[What the task requires]
Determine how many lines of the entries contain "such". Reply with that number alone.

● ● ● ●

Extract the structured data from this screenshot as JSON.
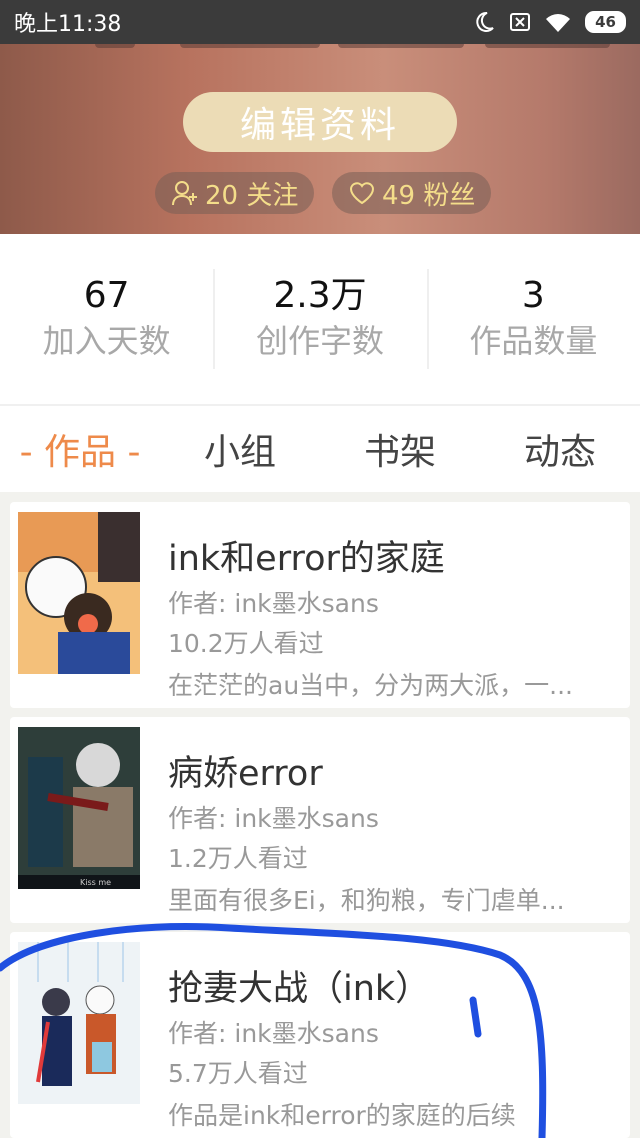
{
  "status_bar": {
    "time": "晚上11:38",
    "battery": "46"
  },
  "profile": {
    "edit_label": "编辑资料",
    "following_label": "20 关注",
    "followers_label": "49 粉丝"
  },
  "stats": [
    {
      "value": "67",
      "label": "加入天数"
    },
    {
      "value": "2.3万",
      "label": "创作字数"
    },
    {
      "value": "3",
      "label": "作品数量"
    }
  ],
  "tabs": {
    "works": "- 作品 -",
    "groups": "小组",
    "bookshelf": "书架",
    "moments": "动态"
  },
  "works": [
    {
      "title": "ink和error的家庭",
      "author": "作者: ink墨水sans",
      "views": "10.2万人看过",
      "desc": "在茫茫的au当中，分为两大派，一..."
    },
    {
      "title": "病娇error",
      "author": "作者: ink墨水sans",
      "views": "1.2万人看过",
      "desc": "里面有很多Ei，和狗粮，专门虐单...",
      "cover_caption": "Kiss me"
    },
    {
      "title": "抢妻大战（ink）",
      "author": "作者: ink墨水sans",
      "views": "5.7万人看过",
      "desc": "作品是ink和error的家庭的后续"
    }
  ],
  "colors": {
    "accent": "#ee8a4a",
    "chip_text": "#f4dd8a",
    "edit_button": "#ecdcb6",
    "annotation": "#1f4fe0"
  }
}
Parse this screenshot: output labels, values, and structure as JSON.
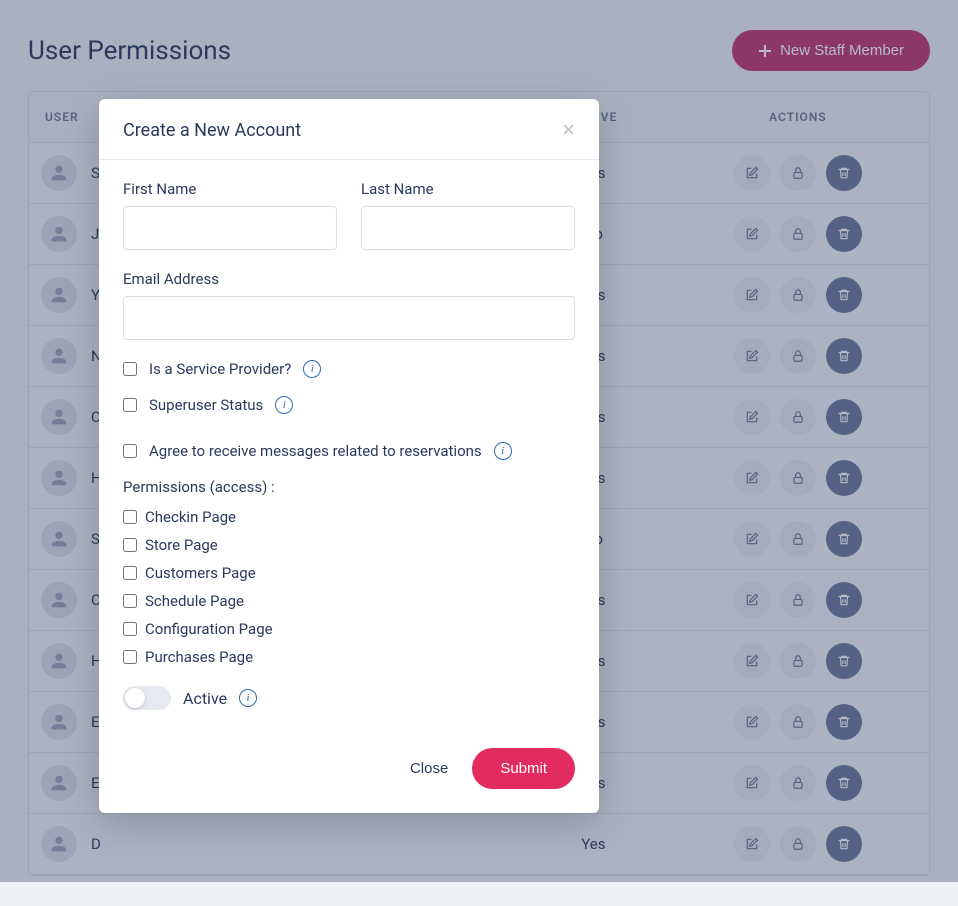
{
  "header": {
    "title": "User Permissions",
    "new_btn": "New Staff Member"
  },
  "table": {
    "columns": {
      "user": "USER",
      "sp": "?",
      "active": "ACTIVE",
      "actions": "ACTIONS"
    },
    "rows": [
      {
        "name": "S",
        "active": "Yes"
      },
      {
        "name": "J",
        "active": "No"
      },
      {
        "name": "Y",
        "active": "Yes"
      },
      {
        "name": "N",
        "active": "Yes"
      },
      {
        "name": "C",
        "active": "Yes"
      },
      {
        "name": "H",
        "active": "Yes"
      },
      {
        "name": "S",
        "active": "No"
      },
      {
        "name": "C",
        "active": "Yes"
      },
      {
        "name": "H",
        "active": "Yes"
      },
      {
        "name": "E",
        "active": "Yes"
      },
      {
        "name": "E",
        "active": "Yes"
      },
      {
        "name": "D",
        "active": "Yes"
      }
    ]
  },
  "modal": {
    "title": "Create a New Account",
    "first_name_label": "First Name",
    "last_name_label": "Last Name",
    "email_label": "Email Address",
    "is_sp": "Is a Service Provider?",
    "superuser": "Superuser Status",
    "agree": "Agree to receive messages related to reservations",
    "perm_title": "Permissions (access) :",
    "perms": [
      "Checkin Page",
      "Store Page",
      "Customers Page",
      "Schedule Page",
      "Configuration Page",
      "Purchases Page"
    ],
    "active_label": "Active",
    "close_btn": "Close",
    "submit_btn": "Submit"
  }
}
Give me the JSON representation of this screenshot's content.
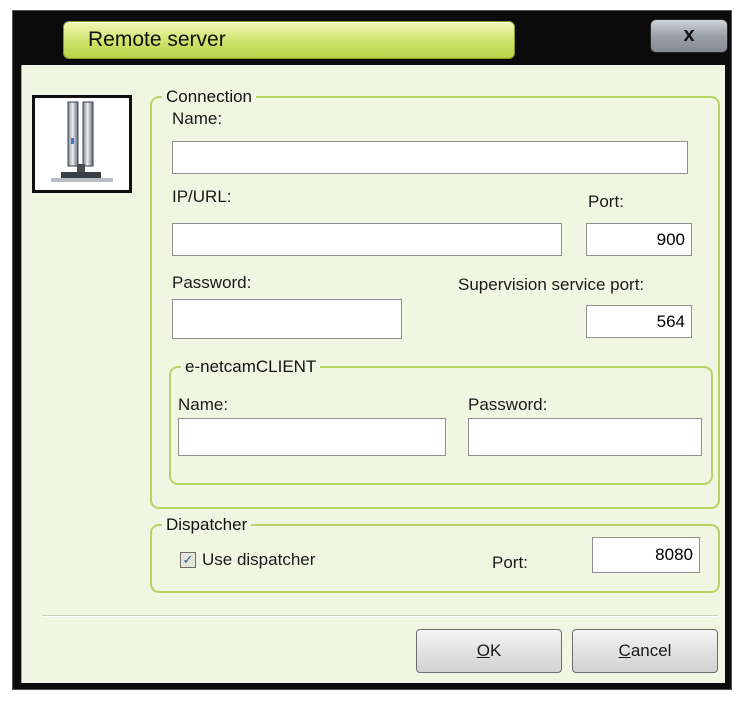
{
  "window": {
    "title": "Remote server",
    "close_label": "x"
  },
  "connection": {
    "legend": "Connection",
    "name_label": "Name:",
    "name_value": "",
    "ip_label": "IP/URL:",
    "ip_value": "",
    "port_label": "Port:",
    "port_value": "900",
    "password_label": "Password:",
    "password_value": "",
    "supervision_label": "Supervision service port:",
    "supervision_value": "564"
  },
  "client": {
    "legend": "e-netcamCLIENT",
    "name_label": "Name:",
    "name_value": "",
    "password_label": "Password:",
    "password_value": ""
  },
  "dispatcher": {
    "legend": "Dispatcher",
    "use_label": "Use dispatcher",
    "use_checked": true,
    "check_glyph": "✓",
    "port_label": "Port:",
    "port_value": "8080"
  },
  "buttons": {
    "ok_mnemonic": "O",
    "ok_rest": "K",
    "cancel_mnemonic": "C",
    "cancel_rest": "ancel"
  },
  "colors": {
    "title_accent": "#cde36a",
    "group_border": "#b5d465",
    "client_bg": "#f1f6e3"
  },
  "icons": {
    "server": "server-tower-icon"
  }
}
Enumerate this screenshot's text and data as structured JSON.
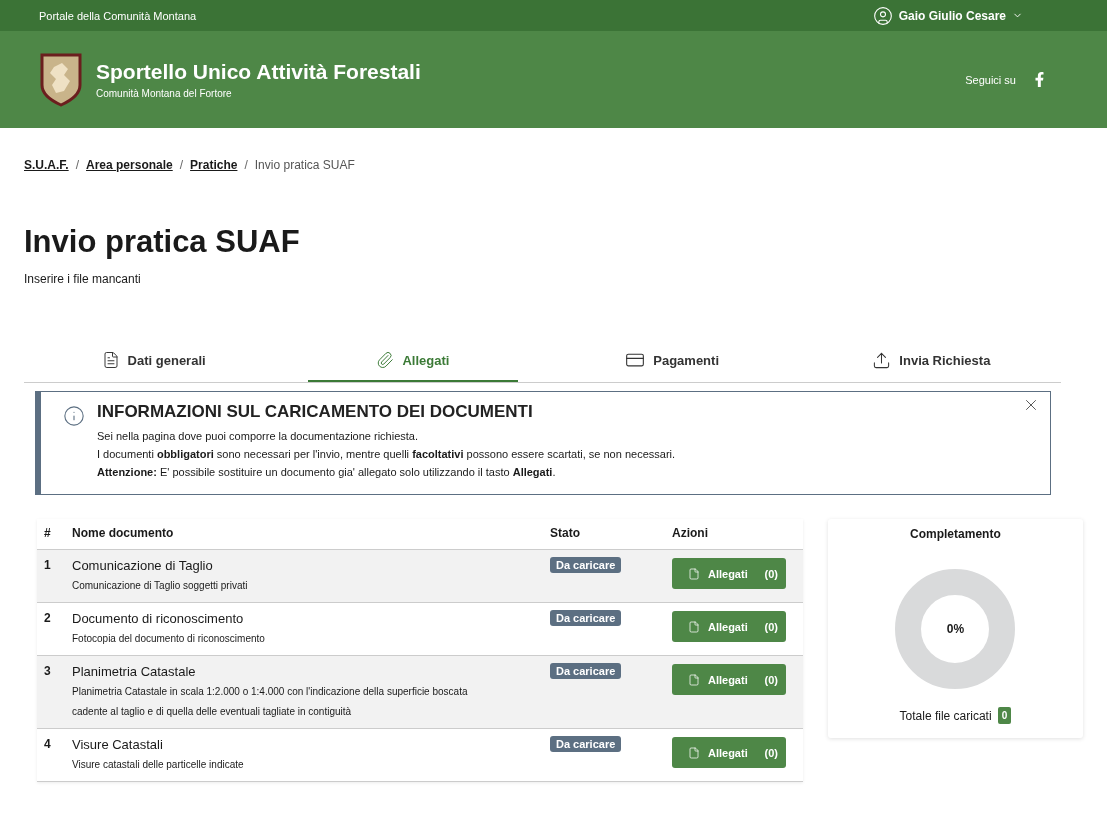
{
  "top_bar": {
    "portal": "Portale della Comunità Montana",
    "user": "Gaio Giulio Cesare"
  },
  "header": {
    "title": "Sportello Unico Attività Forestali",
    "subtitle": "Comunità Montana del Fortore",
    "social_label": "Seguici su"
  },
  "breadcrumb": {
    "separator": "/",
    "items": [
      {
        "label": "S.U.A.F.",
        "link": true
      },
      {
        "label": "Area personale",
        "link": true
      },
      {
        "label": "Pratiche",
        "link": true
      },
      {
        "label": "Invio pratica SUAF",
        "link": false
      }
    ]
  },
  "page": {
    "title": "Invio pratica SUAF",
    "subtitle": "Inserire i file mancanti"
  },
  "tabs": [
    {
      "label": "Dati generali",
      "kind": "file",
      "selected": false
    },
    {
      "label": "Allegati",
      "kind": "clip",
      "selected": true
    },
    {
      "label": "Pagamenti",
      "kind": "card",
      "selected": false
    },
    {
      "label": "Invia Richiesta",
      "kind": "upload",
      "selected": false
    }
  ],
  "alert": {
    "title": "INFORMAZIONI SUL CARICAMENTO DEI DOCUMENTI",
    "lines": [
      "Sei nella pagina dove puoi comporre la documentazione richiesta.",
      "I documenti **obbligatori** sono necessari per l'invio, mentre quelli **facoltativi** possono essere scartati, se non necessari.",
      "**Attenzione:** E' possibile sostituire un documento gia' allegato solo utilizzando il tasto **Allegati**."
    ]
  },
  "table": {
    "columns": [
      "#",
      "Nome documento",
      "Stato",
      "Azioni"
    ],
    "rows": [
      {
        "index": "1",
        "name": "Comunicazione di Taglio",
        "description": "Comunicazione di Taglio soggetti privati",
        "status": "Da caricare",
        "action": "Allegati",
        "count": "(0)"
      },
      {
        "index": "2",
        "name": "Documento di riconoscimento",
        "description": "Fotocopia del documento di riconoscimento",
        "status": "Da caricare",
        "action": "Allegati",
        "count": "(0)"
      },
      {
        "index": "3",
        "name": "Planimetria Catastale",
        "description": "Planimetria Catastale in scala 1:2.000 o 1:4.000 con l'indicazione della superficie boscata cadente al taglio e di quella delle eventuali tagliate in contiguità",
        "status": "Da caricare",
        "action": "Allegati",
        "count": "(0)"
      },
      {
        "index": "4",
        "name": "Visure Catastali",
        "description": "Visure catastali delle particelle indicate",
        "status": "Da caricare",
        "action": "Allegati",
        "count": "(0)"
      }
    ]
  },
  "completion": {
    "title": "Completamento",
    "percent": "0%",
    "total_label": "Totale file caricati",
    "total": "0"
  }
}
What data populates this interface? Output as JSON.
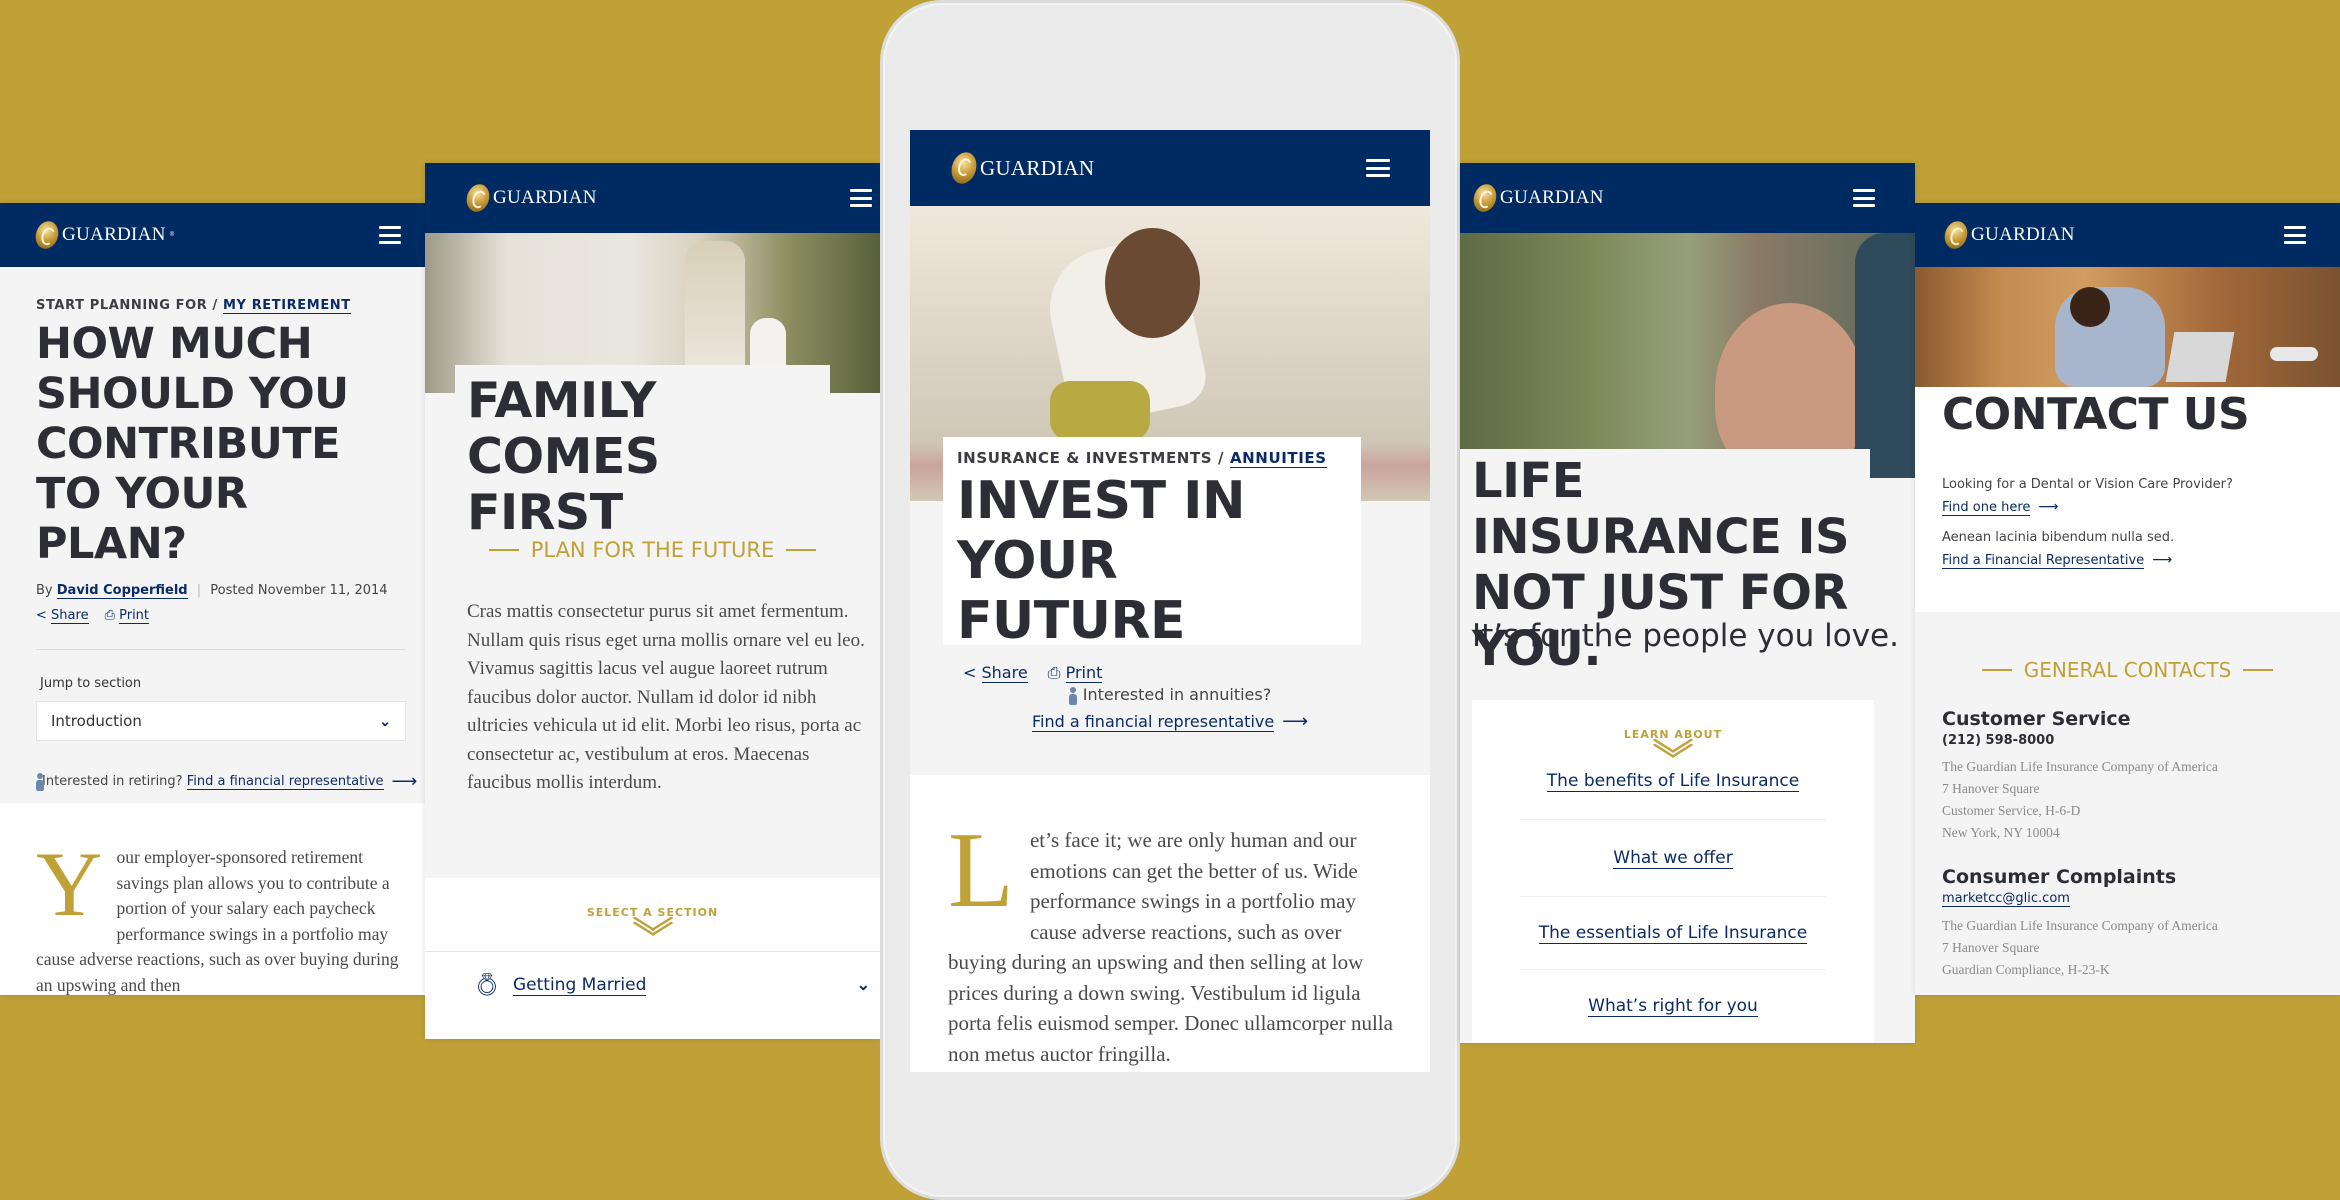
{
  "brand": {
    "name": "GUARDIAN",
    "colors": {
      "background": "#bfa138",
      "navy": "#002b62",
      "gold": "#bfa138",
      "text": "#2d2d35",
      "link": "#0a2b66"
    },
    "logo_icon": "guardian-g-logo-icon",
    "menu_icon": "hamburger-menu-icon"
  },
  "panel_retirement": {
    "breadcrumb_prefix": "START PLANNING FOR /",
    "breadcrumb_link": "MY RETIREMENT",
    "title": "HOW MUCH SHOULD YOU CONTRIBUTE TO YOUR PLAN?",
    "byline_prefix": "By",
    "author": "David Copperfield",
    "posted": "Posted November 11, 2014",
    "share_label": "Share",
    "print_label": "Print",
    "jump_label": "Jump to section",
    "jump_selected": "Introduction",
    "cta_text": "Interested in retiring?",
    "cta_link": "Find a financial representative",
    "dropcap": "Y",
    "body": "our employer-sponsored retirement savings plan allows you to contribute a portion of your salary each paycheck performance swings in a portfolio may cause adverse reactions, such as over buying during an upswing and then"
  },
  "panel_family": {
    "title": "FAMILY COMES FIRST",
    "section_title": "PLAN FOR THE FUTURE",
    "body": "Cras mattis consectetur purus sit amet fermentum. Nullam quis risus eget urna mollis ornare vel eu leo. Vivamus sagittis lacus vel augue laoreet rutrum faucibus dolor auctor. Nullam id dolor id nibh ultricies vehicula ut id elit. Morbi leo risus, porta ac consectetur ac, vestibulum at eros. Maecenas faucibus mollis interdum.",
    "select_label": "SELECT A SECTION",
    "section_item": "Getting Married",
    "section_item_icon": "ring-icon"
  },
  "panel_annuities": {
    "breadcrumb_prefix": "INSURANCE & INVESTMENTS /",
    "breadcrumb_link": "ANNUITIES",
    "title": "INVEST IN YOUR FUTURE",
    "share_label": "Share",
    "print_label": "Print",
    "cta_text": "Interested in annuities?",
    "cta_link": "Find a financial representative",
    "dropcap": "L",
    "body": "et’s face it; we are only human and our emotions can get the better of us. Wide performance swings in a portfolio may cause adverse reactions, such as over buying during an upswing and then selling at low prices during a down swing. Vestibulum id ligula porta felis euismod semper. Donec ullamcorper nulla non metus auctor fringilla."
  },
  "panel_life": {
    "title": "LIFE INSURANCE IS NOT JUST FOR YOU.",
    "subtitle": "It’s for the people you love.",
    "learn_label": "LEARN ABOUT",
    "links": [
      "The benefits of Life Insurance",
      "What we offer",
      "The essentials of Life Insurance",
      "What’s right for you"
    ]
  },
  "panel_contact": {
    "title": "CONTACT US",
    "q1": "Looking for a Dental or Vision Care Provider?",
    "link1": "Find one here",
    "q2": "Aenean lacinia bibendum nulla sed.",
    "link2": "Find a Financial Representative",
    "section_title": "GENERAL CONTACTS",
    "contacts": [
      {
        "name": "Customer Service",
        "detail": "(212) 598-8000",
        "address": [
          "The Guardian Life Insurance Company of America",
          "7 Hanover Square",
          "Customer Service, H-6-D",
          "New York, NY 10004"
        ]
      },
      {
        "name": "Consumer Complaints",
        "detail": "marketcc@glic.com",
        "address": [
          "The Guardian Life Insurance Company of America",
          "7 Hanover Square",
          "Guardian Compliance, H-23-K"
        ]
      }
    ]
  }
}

● ● ● ●

[Expected output]
2